• _Aufgabe_: Ändere in den Zeilen aller folgenden Einträge jedes „Twp“ in „Township“ und gib sie sonst unverändert wieder. Lass die Bilder in der Antwort weg.

• _Eingabematerial_:
####
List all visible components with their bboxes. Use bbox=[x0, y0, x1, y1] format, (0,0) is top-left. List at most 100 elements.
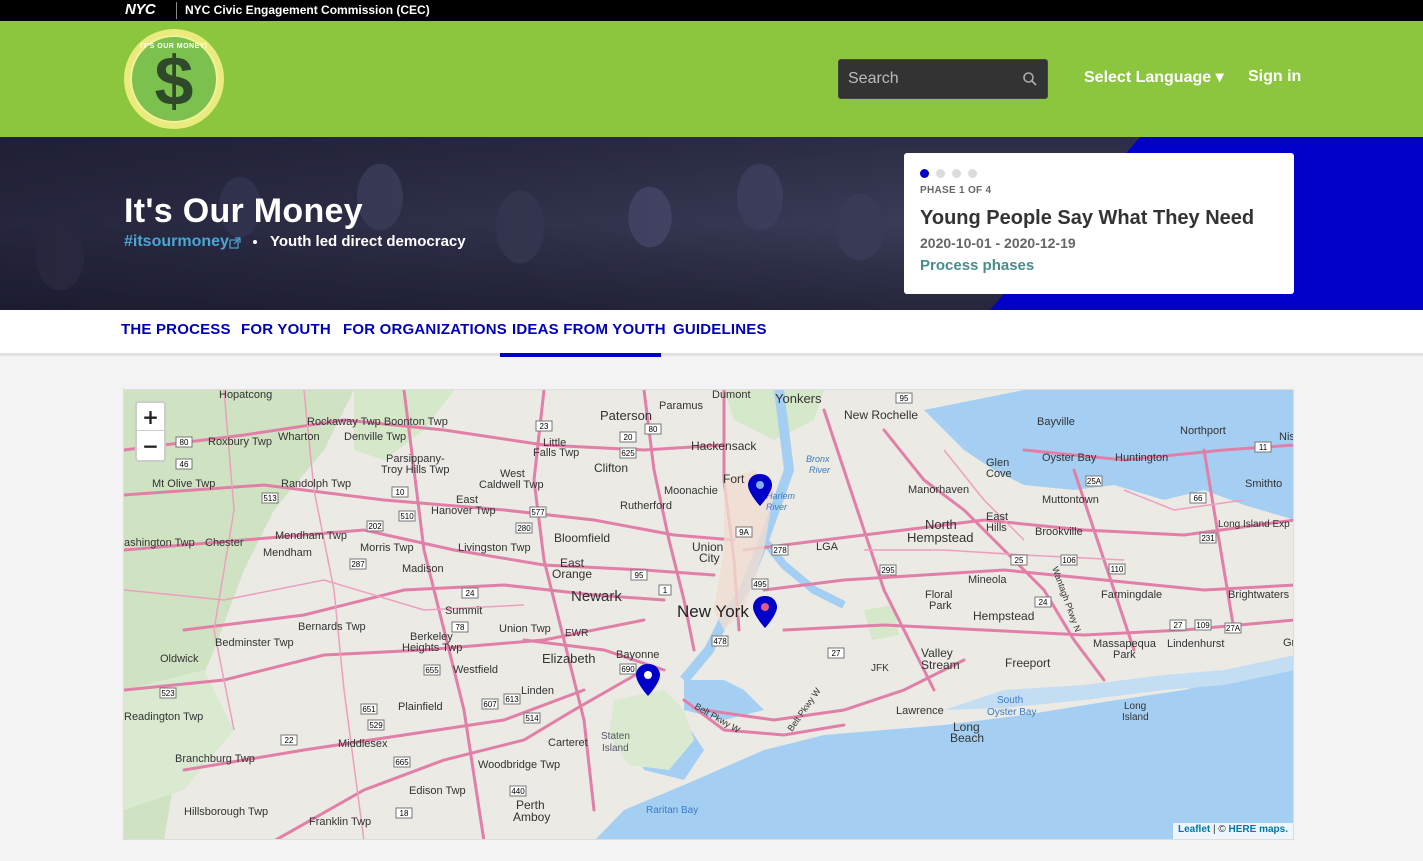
map-label: Newark bbox=[571, 588, 622, 605]
map-label: Readington Twp bbox=[124, 711, 203, 723]
zoom-in-button[interactable]: + bbox=[137, 403, 164, 431]
svg-text:613: 613 bbox=[505, 695, 519, 704]
zoom-out-button[interactable]: − bbox=[137, 432, 164, 460]
map-label: Cove bbox=[986, 468, 1012, 480]
process-nav: THE PROCESS FOR YOUTH FOR ORGANIZATIONS … bbox=[0, 310, 1423, 357]
map-label: Island bbox=[1122, 712, 1149, 723]
svg-text:106: 106 bbox=[1062, 556, 1076, 565]
map-label: Chester bbox=[205, 537, 244, 549]
page-title: It's Our Money bbox=[124, 192, 363, 230]
tab-the-process[interactable]: THE PROCESS bbox=[121, 321, 231, 338]
map-label: Northport bbox=[1180, 425, 1226, 437]
search-box bbox=[838, 59, 1048, 99]
map-label: Rutherford bbox=[620, 500, 672, 512]
divider bbox=[176, 2, 177, 19]
map-label: Falls Twp bbox=[533, 447, 579, 459]
map-label: Moonachie bbox=[664, 485, 718, 497]
map-label: Hempstead bbox=[907, 530, 973, 545]
svg-text:22: 22 bbox=[285, 736, 294, 745]
map-label: Farmingdale bbox=[1101, 589, 1162, 601]
active-tab-indicator bbox=[500, 353, 661, 357]
phase-dot-3[interactable] bbox=[952, 169, 961, 178]
hashtag-link[interactable]: #itsourmoney bbox=[124, 233, 229, 251]
map-label: City bbox=[699, 551, 720, 565]
map-label: Denville Twp bbox=[344, 431, 406, 443]
map-label: Hopatcong bbox=[219, 390, 272, 401]
svg-text:9A: 9A bbox=[739, 528, 749, 537]
svg-text:109: 109 bbox=[1196, 621, 1210, 630]
zoom-control: + − bbox=[135, 401, 166, 462]
map-label: Park bbox=[929, 600, 952, 612]
nyc-logo[interactable]: NYC bbox=[125, 2, 156, 18]
svg-text:280: 280 bbox=[517, 524, 531, 533]
svg-text:78: 78 bbox=[456, 623, 465, 632]
map-label: Linden bbox=[521, 685, 554, 697]
map-label: EWR bbox=[565, 628, 588, 639]
map-label: South bbox=[997, 695, 1023, 706]
map-label: Wharton bbox=[278, 431, 320, 443]
phase-dot-1[interactable] bbox=[920, 169, 929, 178]
map-marker-icon[interactable] bbox=[753, 596, 777, 628]
leaflet-link[interactable]: Leaflet bbox=[1178, 824, 1210, 835]
svg-text:25: 25 bbox=[1015, 556, 1024, 565]
phase-dates: 2020-10-01 - 2020-12-19 bbox=[920, 235, 1076, 251]
map-label: Oldwick bbox=[160, 653, 199, 665]
svg-text:80: 80 bbox=[180, 438, 189, 447]
language-select[interactable]: Select Language ▾ bbox=[1084, 67, 1224, 87]
logo-emblem: IT'S OUR MONEY! $ bbox=[130, 35, 218, 123]
tab-ideas-from-youth[interactable]: IDEAS FROM YOUTH bbox=[512, 321, 666, 338]
map-label: Long bbox=[1124, 701, 1146, 712]
svg-text:495: 495 bbox=[753, 580, 767, 589]
map-label: Hackensack bbox=[691, 439, 757, 453]
map-label: Clifton bbox=[594, 461, 628, 475]
tab-for-organizations[interactable]: FOR ORGANIZATIONS bbox=[343, 321, 507, 338]
map-label: New York bbox=[677, 602, 749, 621]
phase-label: PHASE 1 OF 4 bbox=[920, 185, 992, 196]
map-label: New Rochelle bbox=[844, 408, 918, 422]
svg-text:202: 202 bbox=[368, 522, 382, 531]
svg-text:18: 18 bbox=[400, 809, 409, 818]
external-link-icon[interactable] bbox=[229, 237, 241, 249]
agency-name[interactable]: NYC Civic Engagement Commission (CEC) bbox=[185, 3, 430, 18]
map-label: Carteret bbox=[548, 737, 588, 749]
svg-text:25A: 25A bbox=[1087, 477, 1102, 486]
here-maps-link[interactable]: HERE maps. bbox=[1229, 824, 1288, 835]
map-label: Freeport bbox=[1005, 656, 1051, 670]
svg-text:665: 665 bbox=[395, 758, 409, 767]
map-label: Branchburg Twp bbox=[175, 753, 255, 765]
map-label: Summit bbox=[445, 605, 482, 617]
tab-for-youth[interactable]: FOR YOUTH bbox=[241, 321, 331, 338]
tab-guidelines[interactable]: GUIDELINES bbox=[673, 321, 767, 338]
process-phases-link[interactable]: Process phases bbox=[920, 257, 1034, 274]
map-label: Dumont bbox=[712, 390, 751, 401]
map-label: Oyster Bay bbox=[1042, 452, 1097, 464]
svg-text:577: 577 bbox=[531, 508, 545, 517]
its-our-money-logo[interactable]: IT'S OUR MONEY! $ bbox=[124, 29, 224, 129]
map-label: Fort bbox=[723, 472, 745, 486]
phase-dot-4[interactable] bbox=[968, 169, 977, 178]
map-label: Roxbury Twp bbox=[208, 436, 272, 448]
map-label: Randolph Twp bbox=[281, 478, 351, 490]
map-label: Paterson bbox=[600, 408, 652, 423]
map-label: Hills bbox=[986, 522, 1007, 534]
map-label: Livingston Twp bbox=[458, 542, 531, 554]
map-label: Staten bbox=[601, 731, 630, 742]
nyc-top-bar: NYC NYC Civic Engagement Commission (CEC… bbox=[0, 0, 1423, 21]
ideas-map[interactable]: Hopatcong Rockaway Twp Boonton Twp Roxbu… bbox=[123, 389, 1294, 840]
map-label: Raritan Bay bbox=[646, 805, 698, 816]
map-marker-icon[interactable] bbox=[636, 664, 660, 696]
map-label: Muttontown bbox=[1042, 494, 1099, 506]
search-icon[interactable] bbox=[1022, 71, 1038, 87]
svg-text:80: 80 bbox=[649, 425, 658, 434]
search-input[interactable] bbox=[839, 60, 1014, 98]
map-label: River bbox=[809, 465, 831, 475]
svg-text:27A: 27A bbox=[1226, 624, 1241, 633]
svg-text:651: 651 bbox=[362, 705, 376, 714]
svg-text:514: 514 bbox=[525, 714, 539, 723]
sign-in-link[interactable]: Sign in bbox=[1248, 68, 1301, 86]
phase-dot-2[interactable] bbox=[936, 169, 945, 178]
svg-text:295: 295 bbox=[881, 566, 895, 575]
map-label: Yonkers bbox=[775, 391, 822, 406]
map-label: Edison Twp bbox=[409, 785, 466, 797]
map-label: Amboy bbox=[513, 810, 550, 824]
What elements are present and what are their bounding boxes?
####
• _Erwartete Ausgabe_:
List all visible components with their bboxes. Use bbox=[x0, y0, x1, y1] format, (0,0) is top-left. List at most 100 elements.
map-label: Newark bbox=[571, 588, 622, 605]
map-label: Readington Township bbox=[124, 711, 203, 723]
zoom-in-button[interactable]: + bbox=[137, 403, 164, 431]
svg-text:613: 613 bbox=[505, 695, 519, 704]
zoom-out-button[interactable]: − bbox=[137, 432, 164, 460]
map-label: Cove bbox=[986, 468, 1012, 480]
process-nav: THE PROCESS FOR YOUTH FOR ORGANIZATIONS … bbox=[0, 310, 1423, 357]
map-label: Island bbox=[1122, 712, 1149, 723]
svg-text:106: 106 bbox=[1062, 556, 1076, 565]
map-label: Chester bbox=[205, 537, 244, 549]
page-title: It's Our Money bbox=[124, 192, 363, 230]
tab-the-process[interactable]: THE PROCESS bbox=[121, 321, 231, 338]
map-label: Northport bbox=[1180, 425, 1226, 437]
search-box bbox=[838, 59, 1048, 99]
map-label: Rutherford bbox=[620, 500, 672, 512]
divider bbox=[176, 2, 177, 19]
map-label: Falls Township bbox=[533, 447, 579, 459]
map-label: Moonachie bbox=[664, 485, 718, 497]
map-label: Hempstead bbox=[907, 530, 973, 545]
svg-text:22: 22 bbox=[285, 736, 294, 745]
map-label: Farmingdale bbox=[1101, 589, 1162, 601]
active-tab-indicator bbox=[500, 353, 661, 357]
phase-dot-3[interactable] bbox=[952, 169, 961, 178]
hashtag-link[interactable]: #itsourmoney bbox=[124, 233, 229, 251]
map-label: City bbox=[699, 551, 720, 565]
map-label: Denville Township bbox=[344, 431, 406, 443]
map-label: Hopatcong bbox=[219, 390, 272, 401]
svg-text:9A: 9A bbox=[739, 528, 749, 537]
svg-text:109: 109 bbox=[1196, 621, 1210, 630]
zoom-control: + − bbox=[135, 401, 166, 462]
map-label: Park bbox=[929, 600, 952, 612]
nyc-logo[interactable]: NYC bbox=[125, 2, 156, 18]
svg-text:280: 280 bbox=[517, 524, 531, 533]
svg-text:78: 78 bbox=[456, 623, 465, 632]
map-label: Linden bbox=[521, 685, 554, 697]
map-label: EWR bbox=[565, 628, 588, 639]
map-label: South bbox=[997, 695, 1023, 706]
map-label: Wharton bbox=[278, 431, 320, 443]
phase-dot-1[interactable] bbox=[920, 169, 929, 178]
map-marker-icon[interactable] bbox=[753, 596, 777, 628]
leaflet-link[interactable]: Leaflet bbox=[1178, 824, 1210, 835]
svg-text:25: 25 bbox=[1015, 556, 1024, 565]
phase-dates: 2020-10-01 - 2020-12-19 bbox=[920, 235, 1076, 251]
map-label: Oldwick bbox=[160, 653, 199, 665]
svg-text:80: 80 bbox=[180, 438, 189, 447]
language-select[interactable]: Select Language ▾ bbox=[1084, 67, 1224, 87]
logo-emblem: IT'S OUR MONEY! $ bbox=[130, 35, 218, 123]
tab-ideas-from-youth[interactable]: IDEAS FROM YOUTH bbox=[512, 321, 666, 338]
map-label: Long bbox=[1124, 701, 1146, 712]
svg-text:495: 495 bbox=[753, 580, 767, 589]
map-label: Hackensack bbox=[691, 439, 757, 453]
map-label: Clifton bbox=[594, 461, 628, 475]
tab-for-organizations[interactable]: FOR ORGANIZATIONS bbox=[343, 321, 507, 338]
map-label: New York bbox=[677, 602, 749, 621]
phase-label: PHASE 1 OF 4 bbox=[920, 185, 992, 196]
map-label: New Rochelle bbox=[844, 408, 918, 422]
svg-text:202: 202 bbox=[368, 522, 382, 531]
svg-text:18: 18 bbox=[400, 809, 409, 818]
external-link-icon[interactable] bbox=[229, 237, 241, 249]
agency-name[interactable]: NYC Civic Engagement Commission (CEC) bbox=[185, 3, 430, 18]
map-label: Carteret bbox=[548, 737, 588, 749]
svg-text:25A: 25A bbox=[1087, 477, 1102, 486]
here-maps-link[interactable]: HERE maps. bbox=[1229, 824, 1288, 835]
map-label: Freeport bbox=[1005, 656, 1051, 670]
svg-text:665: 665 bbox=[395, 758, 409, 767]
map-label: Branchburg Township bbox=[175, 753, 255, 765]
map-label: Summit bbox=[445, 605, 482, 617]
tab-for-youth[interactable]: FOR YOUTH bbox=[241, 321, 331, 338]
tab-guidelines[interactable]: GUIDELINES bbox=[673, 321, 767, 338]
process-phases-link[interactable]: Process phases bbox=[920, 257, 1034, 274]
map-label: Dumont bbox=[712, 390, 751, 401]
map-label: Oyster Bay bbox=[1042, 452, 1097, 464]
svg-text:577: 577 bbox=[531, 508, 545, 517]
its-our-money-logo[interactable]: IT'S OUR MONEY! $ bbox=[124, 29, 224, 129]
map-label: Fort bbox=[723, 472, 745, 486]
phase-dot-4[interactable] bbox=[968, 169, 977, 178]
map-label: Roxbury Township bbox=[208, 436, 272, 448]
map-label: Randolph Township bbox=[281, 478, 351, 490]
map-label: Paterson bbox=[600, 408, 652, 423]
map-label: Hills bbox=[986, 522, 1007, 534]
map-label: Livingston Township bbox=[458, 542, 531, 554]
map-label: Staten bbox=[601, 731, 630, 742]
nyc-top-bar: NYC NYC Civic Engagement Commission (CEC… bbox=[0, 0, 1423, 21]
ideas-map[interactable]: Hopatcong Rockaway Township Boonton Township Roxbu… bbox=[123, 389, 1294, 840]
map-label: Raritan Bay bbox=[646, 805, 698, 816]
map-marker-icon[interactable] bbox=[636, 664, 660, 696]
map-label: Muttontown bbox=[1042, 494, 1099, 506]
search-icon[interactable] bbox=[1022, 71, 1038, 87]
svg-text:80: 80 bbox=[649, 425, 658, 434]
search-input[interactable] bbox=[839, 60, 1014, 98]
map-label: River bbox=[809, 465, 831, 475]
svg-text:27A: 27A bbox=[1226, 624, 1241, 633]
svg-text:651: 651 bbox=[362, 705, 376, 714]
svg-text:514: 514 bbox=[525, 714, 539, 723]
sign-in-link[interactable]: Sign in bbox=[1248, 68, 1301, 86]
phase-dot-2[interactable] bbox=[936, 169, 945, 178]
svg-text:295: 295 bbox=[881, 566, 895, 575]
map-label: Yonkers bbox=[775, 391, 822, 406]
map-label: Edison Township bbox=[409, 785, 466, 797]
map-label: Amboy bbox=[513, 810, 550, 824]
What elements are present and what are their bounding boxes?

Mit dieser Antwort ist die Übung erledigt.